— Exercise requirements —
Please set down the items starting with the line containing "Annotate this image: element" and going on through the line containing "1267, 1260, 1287]", reproducing each line without change and leaving the pictures out of your answer.

— Data supplied —
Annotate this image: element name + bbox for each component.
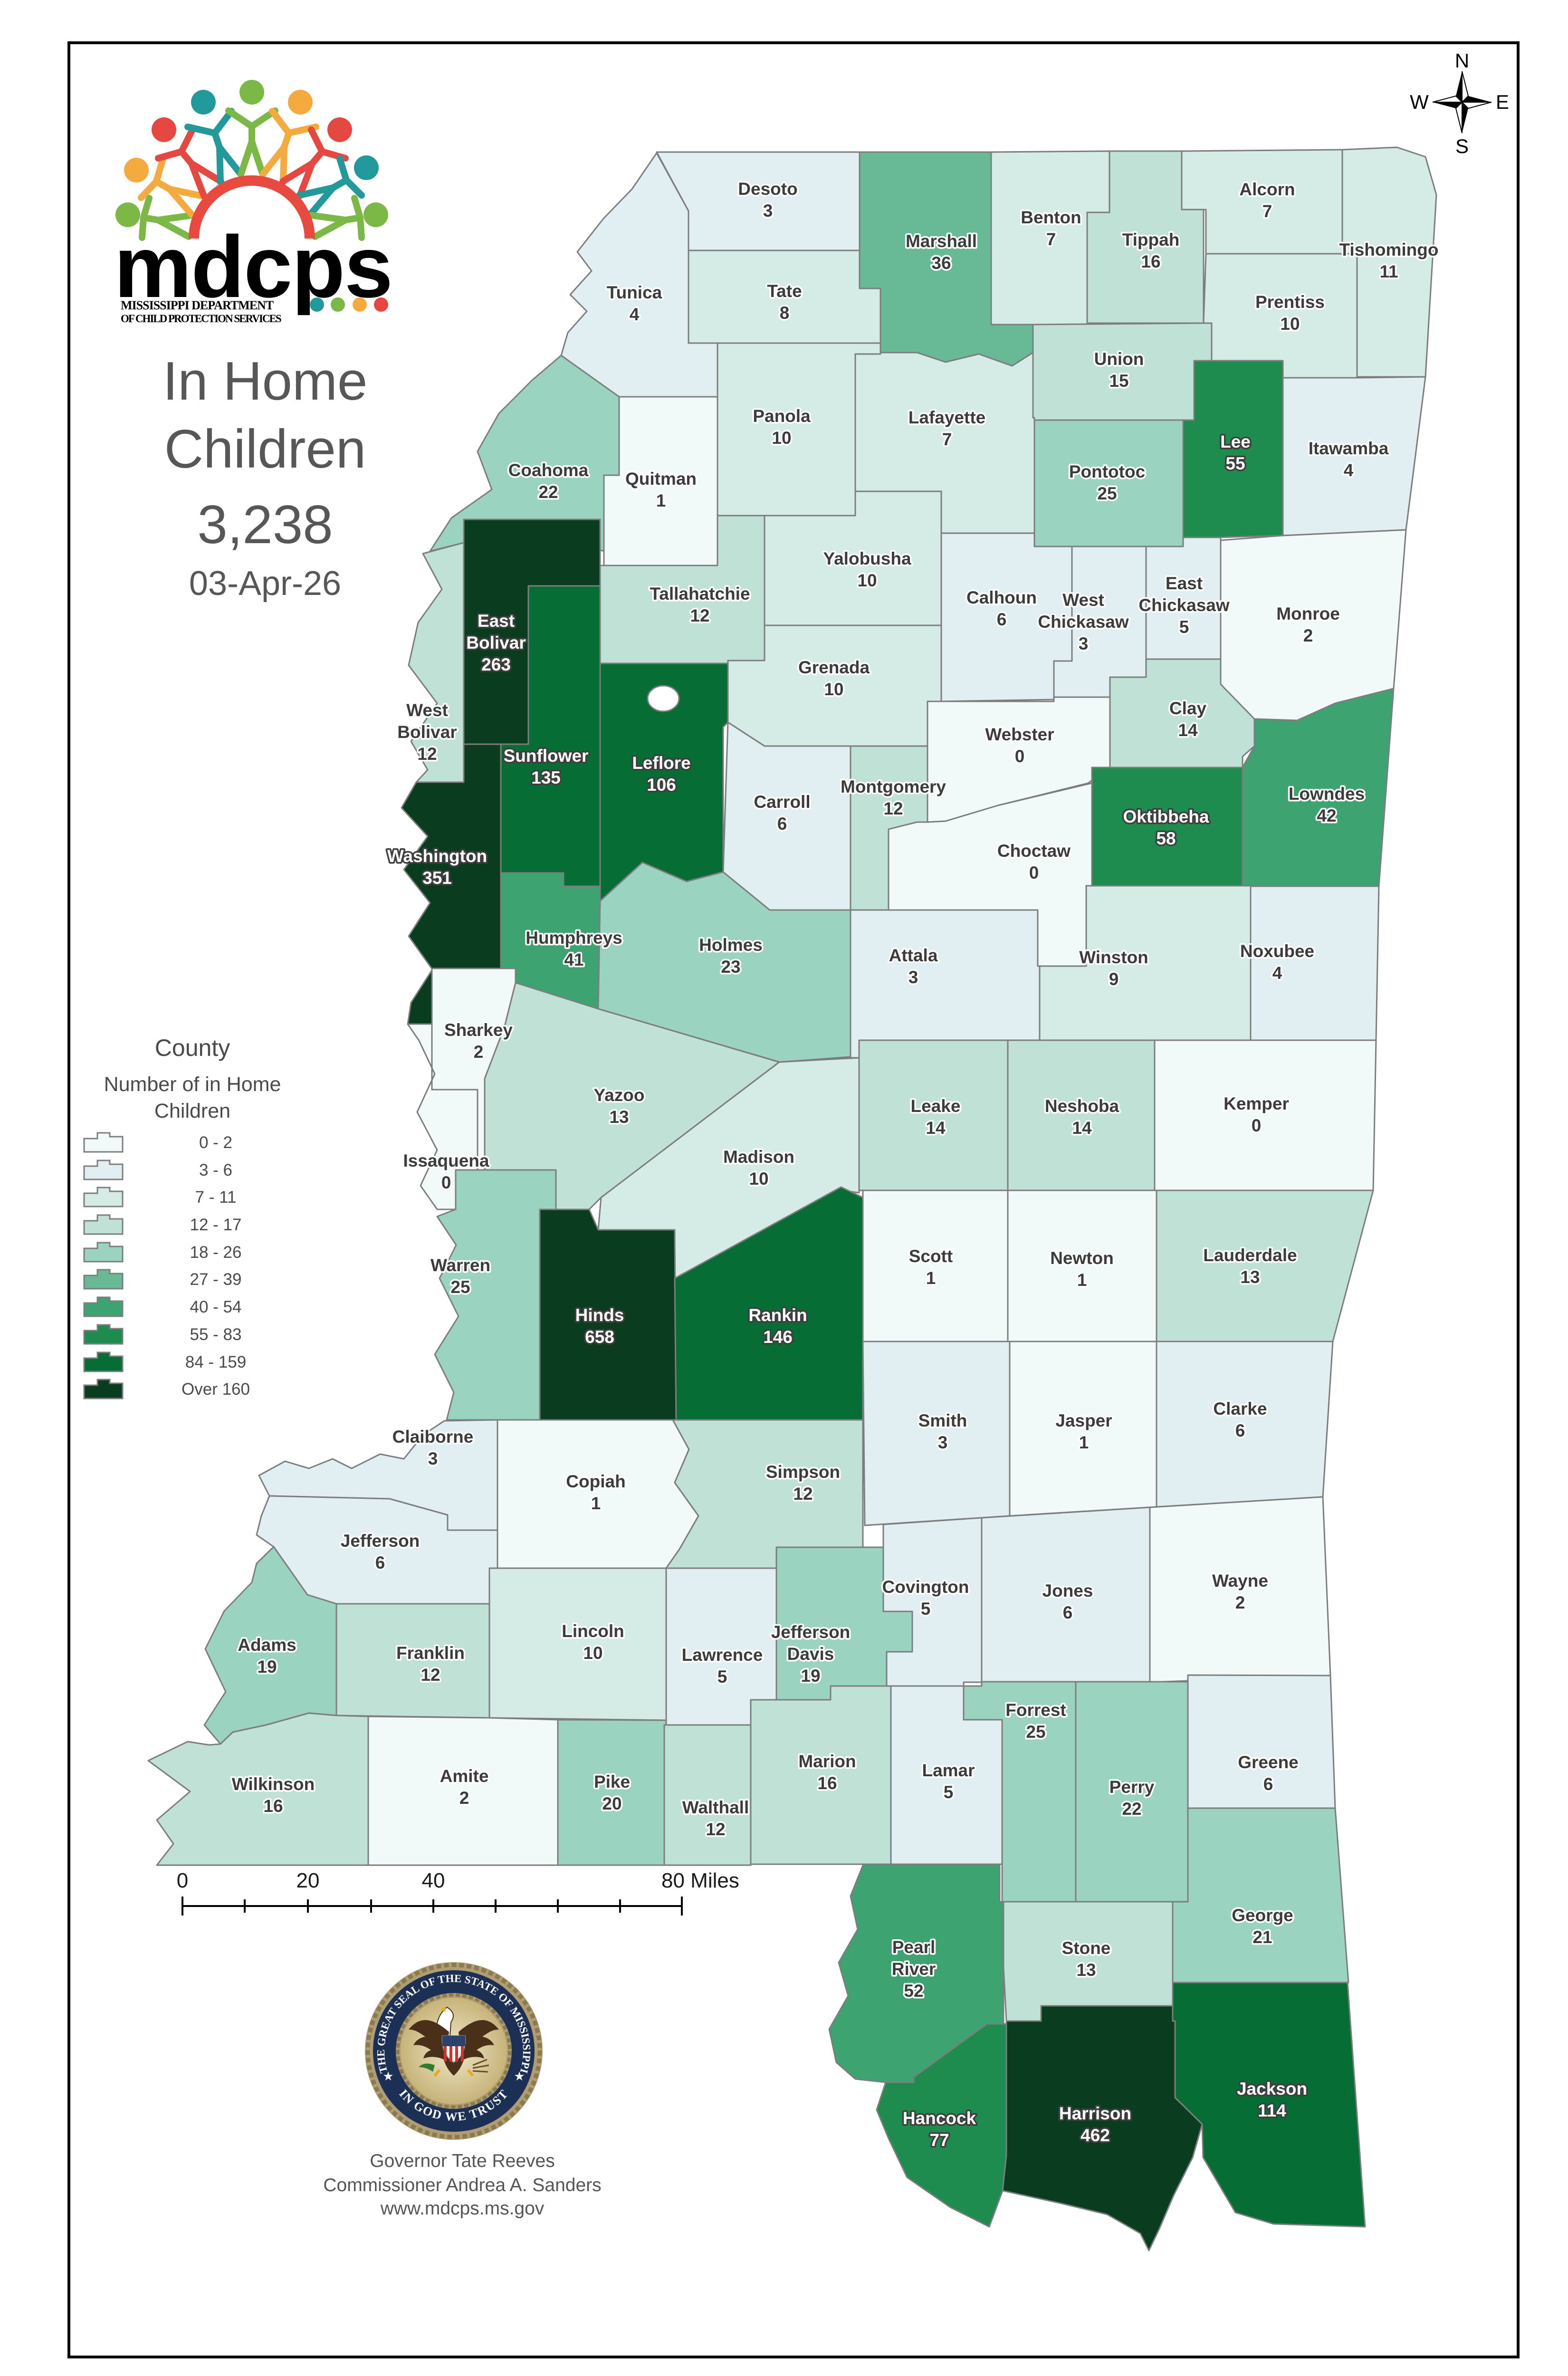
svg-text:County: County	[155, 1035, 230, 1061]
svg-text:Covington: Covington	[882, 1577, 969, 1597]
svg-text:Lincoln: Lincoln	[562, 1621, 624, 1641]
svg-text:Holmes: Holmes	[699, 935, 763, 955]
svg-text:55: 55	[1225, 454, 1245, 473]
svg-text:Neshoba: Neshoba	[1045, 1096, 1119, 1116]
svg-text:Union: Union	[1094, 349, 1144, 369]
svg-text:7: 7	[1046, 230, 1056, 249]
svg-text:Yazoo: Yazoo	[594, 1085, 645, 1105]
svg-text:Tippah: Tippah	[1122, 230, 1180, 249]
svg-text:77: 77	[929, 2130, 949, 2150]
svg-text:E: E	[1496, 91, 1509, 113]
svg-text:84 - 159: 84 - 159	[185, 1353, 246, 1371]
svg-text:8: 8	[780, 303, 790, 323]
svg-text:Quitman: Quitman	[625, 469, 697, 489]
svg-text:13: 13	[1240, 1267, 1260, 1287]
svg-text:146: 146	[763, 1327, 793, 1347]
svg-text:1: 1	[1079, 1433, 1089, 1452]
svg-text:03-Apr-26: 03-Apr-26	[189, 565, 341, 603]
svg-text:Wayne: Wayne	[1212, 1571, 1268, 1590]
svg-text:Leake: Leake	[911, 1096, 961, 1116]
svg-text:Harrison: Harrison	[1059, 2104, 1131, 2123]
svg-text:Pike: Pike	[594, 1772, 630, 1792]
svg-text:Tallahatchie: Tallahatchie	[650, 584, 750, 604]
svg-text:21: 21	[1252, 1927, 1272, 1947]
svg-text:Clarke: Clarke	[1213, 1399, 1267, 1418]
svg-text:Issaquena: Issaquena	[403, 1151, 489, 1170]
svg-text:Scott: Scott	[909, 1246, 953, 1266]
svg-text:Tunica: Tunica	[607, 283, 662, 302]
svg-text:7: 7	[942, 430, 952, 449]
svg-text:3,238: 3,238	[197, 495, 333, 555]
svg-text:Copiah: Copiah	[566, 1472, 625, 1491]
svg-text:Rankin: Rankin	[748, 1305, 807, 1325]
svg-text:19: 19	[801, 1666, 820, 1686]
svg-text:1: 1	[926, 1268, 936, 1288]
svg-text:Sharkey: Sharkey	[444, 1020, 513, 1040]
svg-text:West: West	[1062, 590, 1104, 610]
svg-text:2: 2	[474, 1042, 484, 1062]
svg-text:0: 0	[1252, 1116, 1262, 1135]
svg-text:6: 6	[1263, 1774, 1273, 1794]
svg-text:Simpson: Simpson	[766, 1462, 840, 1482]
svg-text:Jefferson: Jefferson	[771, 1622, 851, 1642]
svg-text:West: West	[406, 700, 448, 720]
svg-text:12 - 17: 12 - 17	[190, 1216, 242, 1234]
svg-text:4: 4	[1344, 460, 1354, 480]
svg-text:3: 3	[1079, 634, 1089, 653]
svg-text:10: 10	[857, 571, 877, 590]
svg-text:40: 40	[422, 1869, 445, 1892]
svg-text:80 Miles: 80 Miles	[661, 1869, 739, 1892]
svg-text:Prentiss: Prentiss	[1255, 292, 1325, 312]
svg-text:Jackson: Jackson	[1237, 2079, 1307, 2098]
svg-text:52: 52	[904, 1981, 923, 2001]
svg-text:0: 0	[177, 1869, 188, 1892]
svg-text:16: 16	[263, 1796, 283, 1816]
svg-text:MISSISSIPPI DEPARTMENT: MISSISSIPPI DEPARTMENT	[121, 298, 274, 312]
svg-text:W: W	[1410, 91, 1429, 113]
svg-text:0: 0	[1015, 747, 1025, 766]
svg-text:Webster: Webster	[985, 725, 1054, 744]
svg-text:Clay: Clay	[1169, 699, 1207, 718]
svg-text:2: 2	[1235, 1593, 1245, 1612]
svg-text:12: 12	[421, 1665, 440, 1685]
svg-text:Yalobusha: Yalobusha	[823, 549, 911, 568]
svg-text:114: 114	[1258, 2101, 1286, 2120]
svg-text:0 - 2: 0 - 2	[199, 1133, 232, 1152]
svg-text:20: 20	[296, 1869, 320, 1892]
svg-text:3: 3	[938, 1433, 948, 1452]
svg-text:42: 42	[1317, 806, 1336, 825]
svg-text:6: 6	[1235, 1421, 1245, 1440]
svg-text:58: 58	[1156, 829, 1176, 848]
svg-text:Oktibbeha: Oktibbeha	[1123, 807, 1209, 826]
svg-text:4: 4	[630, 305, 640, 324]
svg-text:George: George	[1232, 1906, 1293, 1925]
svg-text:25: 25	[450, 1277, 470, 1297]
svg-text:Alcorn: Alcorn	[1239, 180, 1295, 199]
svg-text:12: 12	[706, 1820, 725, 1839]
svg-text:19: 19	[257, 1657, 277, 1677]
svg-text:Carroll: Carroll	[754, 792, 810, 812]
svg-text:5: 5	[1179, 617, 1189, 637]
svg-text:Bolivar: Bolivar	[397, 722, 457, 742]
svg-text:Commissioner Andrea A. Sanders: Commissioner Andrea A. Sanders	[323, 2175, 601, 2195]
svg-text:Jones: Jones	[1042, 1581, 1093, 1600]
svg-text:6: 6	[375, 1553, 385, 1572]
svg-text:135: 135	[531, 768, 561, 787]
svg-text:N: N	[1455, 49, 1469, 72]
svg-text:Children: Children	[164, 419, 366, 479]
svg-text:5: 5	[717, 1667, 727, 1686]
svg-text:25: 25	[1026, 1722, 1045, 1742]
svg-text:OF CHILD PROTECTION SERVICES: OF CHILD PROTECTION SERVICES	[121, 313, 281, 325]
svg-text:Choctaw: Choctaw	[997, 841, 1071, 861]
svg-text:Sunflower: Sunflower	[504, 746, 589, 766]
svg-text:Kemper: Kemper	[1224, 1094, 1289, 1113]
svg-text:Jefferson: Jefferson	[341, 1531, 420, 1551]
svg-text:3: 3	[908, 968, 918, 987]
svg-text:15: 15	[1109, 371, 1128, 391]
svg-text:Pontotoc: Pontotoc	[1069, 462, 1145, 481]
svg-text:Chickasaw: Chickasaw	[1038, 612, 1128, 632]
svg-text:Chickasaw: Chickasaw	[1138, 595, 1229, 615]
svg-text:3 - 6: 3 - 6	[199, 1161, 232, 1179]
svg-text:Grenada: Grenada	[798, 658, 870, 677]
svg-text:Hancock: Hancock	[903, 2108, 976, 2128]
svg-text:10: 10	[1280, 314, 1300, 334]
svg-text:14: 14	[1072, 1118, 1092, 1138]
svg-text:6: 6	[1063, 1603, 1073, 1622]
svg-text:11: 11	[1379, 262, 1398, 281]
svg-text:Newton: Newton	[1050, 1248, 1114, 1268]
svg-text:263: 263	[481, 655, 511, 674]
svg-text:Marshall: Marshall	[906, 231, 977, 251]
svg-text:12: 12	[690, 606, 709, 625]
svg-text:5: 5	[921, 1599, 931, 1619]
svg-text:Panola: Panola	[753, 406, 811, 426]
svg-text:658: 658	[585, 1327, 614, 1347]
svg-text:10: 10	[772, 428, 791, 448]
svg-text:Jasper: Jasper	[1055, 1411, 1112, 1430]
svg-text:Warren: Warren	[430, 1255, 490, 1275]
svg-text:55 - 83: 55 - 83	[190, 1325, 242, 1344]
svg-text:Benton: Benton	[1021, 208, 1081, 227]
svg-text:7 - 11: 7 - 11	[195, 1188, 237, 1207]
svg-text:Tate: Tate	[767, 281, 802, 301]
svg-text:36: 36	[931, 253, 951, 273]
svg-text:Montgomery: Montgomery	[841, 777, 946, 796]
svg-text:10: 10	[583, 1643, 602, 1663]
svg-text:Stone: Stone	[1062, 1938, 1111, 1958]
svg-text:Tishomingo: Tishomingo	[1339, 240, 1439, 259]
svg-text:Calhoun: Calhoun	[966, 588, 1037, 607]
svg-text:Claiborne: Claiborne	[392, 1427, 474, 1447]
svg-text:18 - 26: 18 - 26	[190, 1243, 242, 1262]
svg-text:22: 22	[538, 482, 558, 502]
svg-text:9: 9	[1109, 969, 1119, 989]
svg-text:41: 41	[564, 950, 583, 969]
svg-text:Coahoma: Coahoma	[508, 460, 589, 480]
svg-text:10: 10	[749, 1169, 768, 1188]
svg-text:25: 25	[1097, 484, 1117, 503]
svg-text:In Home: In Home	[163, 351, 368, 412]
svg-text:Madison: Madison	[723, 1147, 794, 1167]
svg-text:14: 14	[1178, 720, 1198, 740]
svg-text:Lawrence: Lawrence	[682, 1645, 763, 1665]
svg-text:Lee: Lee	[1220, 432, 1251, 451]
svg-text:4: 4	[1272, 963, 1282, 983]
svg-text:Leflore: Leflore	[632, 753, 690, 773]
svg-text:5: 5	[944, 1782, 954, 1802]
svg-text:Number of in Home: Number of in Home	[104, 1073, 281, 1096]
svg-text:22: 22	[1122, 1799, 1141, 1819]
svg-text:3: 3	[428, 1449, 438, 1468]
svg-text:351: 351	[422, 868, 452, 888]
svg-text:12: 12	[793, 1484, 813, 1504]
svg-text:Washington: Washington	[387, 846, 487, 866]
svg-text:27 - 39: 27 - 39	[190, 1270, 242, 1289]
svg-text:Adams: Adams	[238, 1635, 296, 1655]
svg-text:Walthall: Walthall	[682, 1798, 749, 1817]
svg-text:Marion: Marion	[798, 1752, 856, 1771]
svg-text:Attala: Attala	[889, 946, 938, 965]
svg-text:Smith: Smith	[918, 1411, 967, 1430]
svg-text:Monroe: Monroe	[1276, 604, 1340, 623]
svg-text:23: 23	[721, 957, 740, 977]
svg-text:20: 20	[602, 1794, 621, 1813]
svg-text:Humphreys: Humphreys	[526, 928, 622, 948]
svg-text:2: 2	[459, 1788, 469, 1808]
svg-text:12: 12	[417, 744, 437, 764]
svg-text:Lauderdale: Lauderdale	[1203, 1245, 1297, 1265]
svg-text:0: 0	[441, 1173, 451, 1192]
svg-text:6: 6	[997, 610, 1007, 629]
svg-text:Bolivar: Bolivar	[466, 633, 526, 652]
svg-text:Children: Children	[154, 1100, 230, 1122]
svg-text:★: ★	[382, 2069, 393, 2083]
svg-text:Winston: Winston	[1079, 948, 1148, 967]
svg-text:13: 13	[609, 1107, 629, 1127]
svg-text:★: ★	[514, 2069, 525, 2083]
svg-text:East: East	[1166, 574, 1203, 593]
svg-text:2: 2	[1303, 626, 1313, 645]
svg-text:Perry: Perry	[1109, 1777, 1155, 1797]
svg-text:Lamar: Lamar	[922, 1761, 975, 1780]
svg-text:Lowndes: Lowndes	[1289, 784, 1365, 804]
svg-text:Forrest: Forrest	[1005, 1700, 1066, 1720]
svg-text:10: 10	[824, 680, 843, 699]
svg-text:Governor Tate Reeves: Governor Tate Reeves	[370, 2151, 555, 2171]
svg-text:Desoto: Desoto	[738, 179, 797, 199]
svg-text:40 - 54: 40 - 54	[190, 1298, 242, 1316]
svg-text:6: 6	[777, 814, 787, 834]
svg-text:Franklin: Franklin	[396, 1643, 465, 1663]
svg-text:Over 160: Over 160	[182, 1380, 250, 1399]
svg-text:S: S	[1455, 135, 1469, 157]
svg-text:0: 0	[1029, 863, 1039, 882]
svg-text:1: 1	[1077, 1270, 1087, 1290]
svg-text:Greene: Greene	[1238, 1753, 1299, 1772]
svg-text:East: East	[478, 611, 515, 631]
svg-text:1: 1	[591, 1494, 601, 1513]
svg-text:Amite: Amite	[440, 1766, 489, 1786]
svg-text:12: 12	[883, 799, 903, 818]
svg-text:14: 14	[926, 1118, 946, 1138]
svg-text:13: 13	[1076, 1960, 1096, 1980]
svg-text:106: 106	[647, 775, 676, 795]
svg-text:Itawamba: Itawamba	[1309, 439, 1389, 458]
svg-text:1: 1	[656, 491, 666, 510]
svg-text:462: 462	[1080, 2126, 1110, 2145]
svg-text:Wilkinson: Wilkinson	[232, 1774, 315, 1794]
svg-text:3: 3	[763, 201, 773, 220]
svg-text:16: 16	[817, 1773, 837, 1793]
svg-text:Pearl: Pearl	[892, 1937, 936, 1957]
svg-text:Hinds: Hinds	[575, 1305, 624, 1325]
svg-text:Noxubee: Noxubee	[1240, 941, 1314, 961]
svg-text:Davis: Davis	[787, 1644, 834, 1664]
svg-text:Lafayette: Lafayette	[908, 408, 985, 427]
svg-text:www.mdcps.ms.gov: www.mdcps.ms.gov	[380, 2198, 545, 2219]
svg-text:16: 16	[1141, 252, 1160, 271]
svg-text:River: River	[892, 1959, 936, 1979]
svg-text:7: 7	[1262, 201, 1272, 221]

==

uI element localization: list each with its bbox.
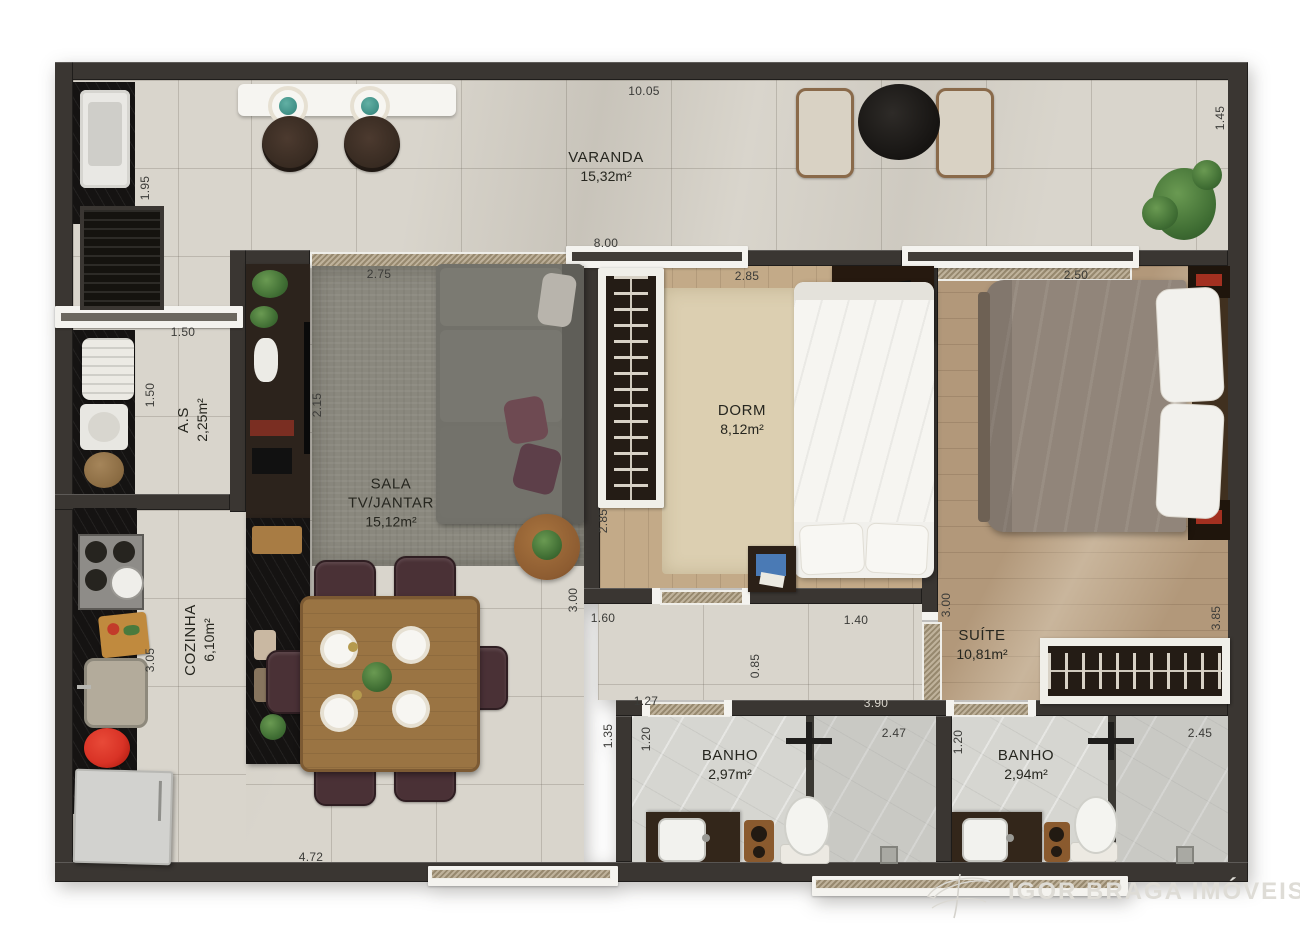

— Answer in full —
Annotate this image: element name + bbox for each component.
svg-text:County: County	[155, 1035, 230, 1061]
svg-text:Covington: Covington	[882, 1577, 969, 1597]
svg-text:Lincoln: Lincoln	[562, 1621, 624, 1641]
svg-text:Holmes: Holmes	[699, 935, 763, 955]
svg-text:55: 55	[1225, 454, 1245, 473]
svg-text:Neshoba: Neshoba	[1045, 1096, 1119, 1116]
svg-text:Union: Union	[1094, 349, 1144, 369]
svg-text:7: 7	[1046, 230, 1056, 249]
svg-text:Yazoo: Yazoo	[594, 1085, 645, 1105]
svg-text:Tippah: Tippah	[1122, 230, 1180, 249]
svg-text:77: 77	[929, 2130, 949, 2150]
svg-text:E: E	[1496, 91, 1509, 113]
svg-text:84 - 159: 84 - 159	[185, 1353, 246, 1371]
svg-text:8: 8	[780, 303, 790, 323]
svg-text:Quitman: Quitman	[625, 469, 697, 489]
svg-text:13: 13	[1240, 1267, 1260, 1287]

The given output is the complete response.